*YOUR OBJECTIVE*. Give the number of lines in the data that hold the word "color", and nothing else.

** START OF DATA SECTION **

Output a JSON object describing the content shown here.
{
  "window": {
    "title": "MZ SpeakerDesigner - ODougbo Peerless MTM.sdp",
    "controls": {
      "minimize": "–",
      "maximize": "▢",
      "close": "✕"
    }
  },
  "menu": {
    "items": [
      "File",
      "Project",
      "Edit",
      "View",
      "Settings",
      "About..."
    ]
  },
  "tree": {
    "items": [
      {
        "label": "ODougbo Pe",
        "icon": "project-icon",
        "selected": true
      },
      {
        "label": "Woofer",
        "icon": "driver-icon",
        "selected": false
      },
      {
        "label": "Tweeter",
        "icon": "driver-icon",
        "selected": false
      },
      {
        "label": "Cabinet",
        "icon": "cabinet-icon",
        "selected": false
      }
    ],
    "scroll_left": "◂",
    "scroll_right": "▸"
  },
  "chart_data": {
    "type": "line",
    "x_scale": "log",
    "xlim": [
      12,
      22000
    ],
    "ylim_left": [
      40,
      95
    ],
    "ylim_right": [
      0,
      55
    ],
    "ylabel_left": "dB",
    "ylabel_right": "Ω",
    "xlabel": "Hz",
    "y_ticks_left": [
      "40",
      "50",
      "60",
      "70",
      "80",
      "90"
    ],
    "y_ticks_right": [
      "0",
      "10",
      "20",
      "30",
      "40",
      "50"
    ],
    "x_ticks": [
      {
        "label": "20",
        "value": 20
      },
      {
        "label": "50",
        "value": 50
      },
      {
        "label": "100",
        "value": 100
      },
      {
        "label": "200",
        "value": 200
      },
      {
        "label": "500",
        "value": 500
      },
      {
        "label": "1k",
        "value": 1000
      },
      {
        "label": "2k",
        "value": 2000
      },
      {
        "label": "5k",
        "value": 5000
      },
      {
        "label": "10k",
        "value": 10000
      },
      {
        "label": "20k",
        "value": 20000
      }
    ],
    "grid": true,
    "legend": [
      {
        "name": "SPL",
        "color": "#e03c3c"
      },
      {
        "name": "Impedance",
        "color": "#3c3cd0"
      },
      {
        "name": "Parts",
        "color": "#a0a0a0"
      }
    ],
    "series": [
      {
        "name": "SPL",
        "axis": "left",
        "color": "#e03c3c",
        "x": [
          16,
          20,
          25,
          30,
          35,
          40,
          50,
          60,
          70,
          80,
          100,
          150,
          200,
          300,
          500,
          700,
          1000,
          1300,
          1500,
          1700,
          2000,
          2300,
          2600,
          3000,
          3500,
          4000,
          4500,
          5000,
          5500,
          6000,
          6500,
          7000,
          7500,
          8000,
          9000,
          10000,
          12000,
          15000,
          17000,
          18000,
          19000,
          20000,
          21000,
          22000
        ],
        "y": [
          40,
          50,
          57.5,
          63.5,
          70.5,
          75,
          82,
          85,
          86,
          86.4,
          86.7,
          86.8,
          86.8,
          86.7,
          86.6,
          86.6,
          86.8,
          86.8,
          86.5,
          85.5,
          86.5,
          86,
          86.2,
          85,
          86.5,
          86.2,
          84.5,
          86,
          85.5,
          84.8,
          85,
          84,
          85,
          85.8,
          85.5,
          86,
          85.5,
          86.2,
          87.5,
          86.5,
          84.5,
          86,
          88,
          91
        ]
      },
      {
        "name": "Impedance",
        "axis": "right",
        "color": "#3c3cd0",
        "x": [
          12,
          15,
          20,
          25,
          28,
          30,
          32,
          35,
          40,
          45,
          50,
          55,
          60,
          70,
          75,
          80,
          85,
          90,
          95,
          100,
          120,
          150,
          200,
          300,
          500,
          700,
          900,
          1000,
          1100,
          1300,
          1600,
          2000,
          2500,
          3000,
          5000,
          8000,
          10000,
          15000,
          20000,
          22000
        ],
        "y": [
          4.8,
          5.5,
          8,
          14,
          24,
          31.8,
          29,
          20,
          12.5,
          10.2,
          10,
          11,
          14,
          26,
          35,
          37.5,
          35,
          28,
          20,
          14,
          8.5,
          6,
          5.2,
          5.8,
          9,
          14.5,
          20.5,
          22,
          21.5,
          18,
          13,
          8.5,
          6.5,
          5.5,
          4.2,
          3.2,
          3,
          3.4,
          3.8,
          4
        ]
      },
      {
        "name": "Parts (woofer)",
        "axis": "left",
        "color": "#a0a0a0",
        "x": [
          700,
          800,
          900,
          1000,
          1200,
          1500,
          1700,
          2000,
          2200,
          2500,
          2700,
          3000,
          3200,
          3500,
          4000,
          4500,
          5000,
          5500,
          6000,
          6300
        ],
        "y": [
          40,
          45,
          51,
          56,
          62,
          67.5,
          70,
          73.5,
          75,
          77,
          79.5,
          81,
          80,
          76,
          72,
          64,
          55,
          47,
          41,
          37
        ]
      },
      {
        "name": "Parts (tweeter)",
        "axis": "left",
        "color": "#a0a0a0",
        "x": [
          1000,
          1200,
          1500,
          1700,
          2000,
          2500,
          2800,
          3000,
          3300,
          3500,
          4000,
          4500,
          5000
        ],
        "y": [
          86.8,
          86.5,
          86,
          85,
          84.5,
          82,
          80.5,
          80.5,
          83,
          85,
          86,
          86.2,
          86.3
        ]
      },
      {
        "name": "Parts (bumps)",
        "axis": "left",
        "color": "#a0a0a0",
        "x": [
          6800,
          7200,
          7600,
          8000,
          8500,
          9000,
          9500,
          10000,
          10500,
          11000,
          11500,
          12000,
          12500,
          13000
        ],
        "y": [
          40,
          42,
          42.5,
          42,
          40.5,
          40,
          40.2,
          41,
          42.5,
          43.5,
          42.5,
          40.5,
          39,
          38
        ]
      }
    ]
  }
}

** END OF DATA SECTION **

*REPLY*. 8